ESERCIZIO
Disponi tutte le righe dell'elenco seguente in una tabella Markdown con le colonne «Numero» e «Riga dell'elenco», tralasciando le righe vuote.

── VOCI

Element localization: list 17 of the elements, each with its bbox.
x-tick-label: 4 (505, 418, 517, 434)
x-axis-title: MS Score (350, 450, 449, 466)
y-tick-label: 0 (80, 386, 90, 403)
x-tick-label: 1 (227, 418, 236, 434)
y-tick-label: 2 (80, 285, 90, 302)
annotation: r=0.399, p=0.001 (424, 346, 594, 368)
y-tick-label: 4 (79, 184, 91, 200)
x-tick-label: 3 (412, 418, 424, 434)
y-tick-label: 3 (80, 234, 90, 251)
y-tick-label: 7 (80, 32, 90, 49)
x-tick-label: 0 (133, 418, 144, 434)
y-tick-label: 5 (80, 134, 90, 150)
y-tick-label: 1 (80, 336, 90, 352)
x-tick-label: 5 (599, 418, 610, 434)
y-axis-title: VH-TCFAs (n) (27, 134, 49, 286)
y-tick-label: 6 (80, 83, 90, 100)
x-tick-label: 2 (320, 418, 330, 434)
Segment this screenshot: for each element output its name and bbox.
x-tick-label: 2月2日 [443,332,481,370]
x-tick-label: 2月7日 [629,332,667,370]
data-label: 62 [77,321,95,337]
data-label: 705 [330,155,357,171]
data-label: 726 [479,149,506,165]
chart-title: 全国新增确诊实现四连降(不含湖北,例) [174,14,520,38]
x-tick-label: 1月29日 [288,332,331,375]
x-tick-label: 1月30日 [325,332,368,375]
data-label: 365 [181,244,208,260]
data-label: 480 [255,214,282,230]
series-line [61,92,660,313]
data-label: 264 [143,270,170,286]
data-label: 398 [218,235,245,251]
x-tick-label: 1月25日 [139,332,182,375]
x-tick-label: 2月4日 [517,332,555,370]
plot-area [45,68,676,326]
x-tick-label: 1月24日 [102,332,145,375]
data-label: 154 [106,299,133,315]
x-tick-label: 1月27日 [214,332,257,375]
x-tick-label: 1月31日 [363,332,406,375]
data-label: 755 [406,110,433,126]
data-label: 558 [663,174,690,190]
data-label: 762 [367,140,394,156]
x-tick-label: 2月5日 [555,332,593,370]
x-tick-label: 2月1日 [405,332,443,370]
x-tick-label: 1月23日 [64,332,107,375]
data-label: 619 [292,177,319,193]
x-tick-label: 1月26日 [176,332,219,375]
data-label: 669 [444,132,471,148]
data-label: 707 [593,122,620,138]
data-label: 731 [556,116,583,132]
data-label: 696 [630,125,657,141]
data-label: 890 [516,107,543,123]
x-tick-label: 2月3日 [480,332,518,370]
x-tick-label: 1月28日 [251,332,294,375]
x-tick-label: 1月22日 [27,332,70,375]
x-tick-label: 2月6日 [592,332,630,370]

────

RISPOSTA SCRITTA
| Numero | Riga dell'elenco |
|---|---|
| 1 | Element localization: list 17 of the elements, each with its bbox. |
| 2 | x-tick-label: 4 (505, 418, 517, 434) |
| 3 | x-axis-title: MS Score (350, 450, 449, 466) |
| 4 | y-tick-label: 0 (80, 386, 90, 403) |
| 5 | x-tick-label: 1 (227, 418, 236, 434) |
| 6 | y-tick-label: 2 (80, 285, 90, 302) |
| 7 | annotation: r=0.399, p=0.001 (424, 346, 594, 368) |
| 8 | y-tick-label: 4 (79, 184, 91, 200) |
| 9 | x-tick-label: 3 (412, 418, 424, 434) |
| 10 | y-tick-label: 3 (80, 234, 90, 251) |
| 11 | y-tick-label: 7 (80, 32, 90, 49) |
| 12 | x-tick-label: 0 (133, 418, 144, 434) |
| 13 | y-tick-label: 5 (80, 134, 90, 150) |
| 14 | y-tick-label: 1 (80, 336, 90, 352) |
| 15 | x-tick-label: 5 (599, 418, 610, 434) |
| 16 | y-axis-title: VH-TCFAs (n) (27, 134, 49, 286) |
| 17 | y-tick-label: 6 (80, 83, 90, 100) |
| 18 | x-tick-label: 2 (320, 418, 330, 434) |
| 19 | Segment this screenshot: for each element output its name and bbox. |
| 20 | x-tick-label: 2月2日 [443,332,481,370] |
| 21 | x-tick-label: 2月7日 [629,332,667,370] |
| 22 | data-label: 62 [77,321,95,337] |
| 23 | data-label: 705 [330,155,357,171] |
| 24 | data-label: 726 [479,149,506,165] |
| 25 | chart-title: 全国新增确诊实现四连降(不含湖北,例) [174,14,520,38] |
| 26 | x-tick-label: 1月29日 [288,332,331,375] |
| 27 | x-tick-label: 1月30日 [325,332,368,375] |
| 28 | data-label: 365 [181,244,208,260] |
| 29 | data-label: 480 [255,214,282,230] |
| 30 | series-line [61,92,660,313] |
| 31 | data-label: 264 [143,270,170,286] |
| 32 | data-label: 398 [218,235,245,251] |
| 33 | x-tick-label: 1月25日 [139,332,182,375] |
| 34 | x-tick-label: 2月4日 [517,332,555,370] |
| 35 | plot-area [45,68,676,326] |
| 36 | x-tick-label: 1月24日 [102,332,145,375] |
| 37 | data-label: 154 [106,299,133,315] |
| 38 | x-tick-label: 1月27日 [214,332,257,375] |
| 39 | x-tick-label: 1月31日 [363,332,406,375] |
| 40 | data-label: 755 [406,110,433,126] |
| 41 | data-label: 558 [663,174,690,190] |
| 42 | data-label: 762 [367,140,394,156] |
| 43 | x-tick-label: 2月5日 [555,332,593,370] |
| 44 | x-tick-label: 2月1日 [405,332,443,370] |
| 45 | x-tick-label: 1月23日 [64,332,107,375] |
| 46 | data-label: 619 [292,177,319,193] |
| 47 | x-tick-label: 1月26日 [176,332,219,375] |
| 48 | data-label: 669 [444,132,471,148] |
| 49 | data-label: 707 [593,122,620,138] |
| 50 | data-label: 731 [556,116,583,132] |
| 51 | data-label: 696 [630,125,657,141] |
| 52 | data-label: 890 [516,107,543,123] |
| 53 | x-tick-label: 2月3日 [480,332,518,370] |
| 54 | x-tick-label: 1月28日 [251,332,294,375] |
| 55 | x-tick-label: 1月22日 [27,332,70,375] |
| 56 | x-tick-label: 2月6日 [592,332,630,370] |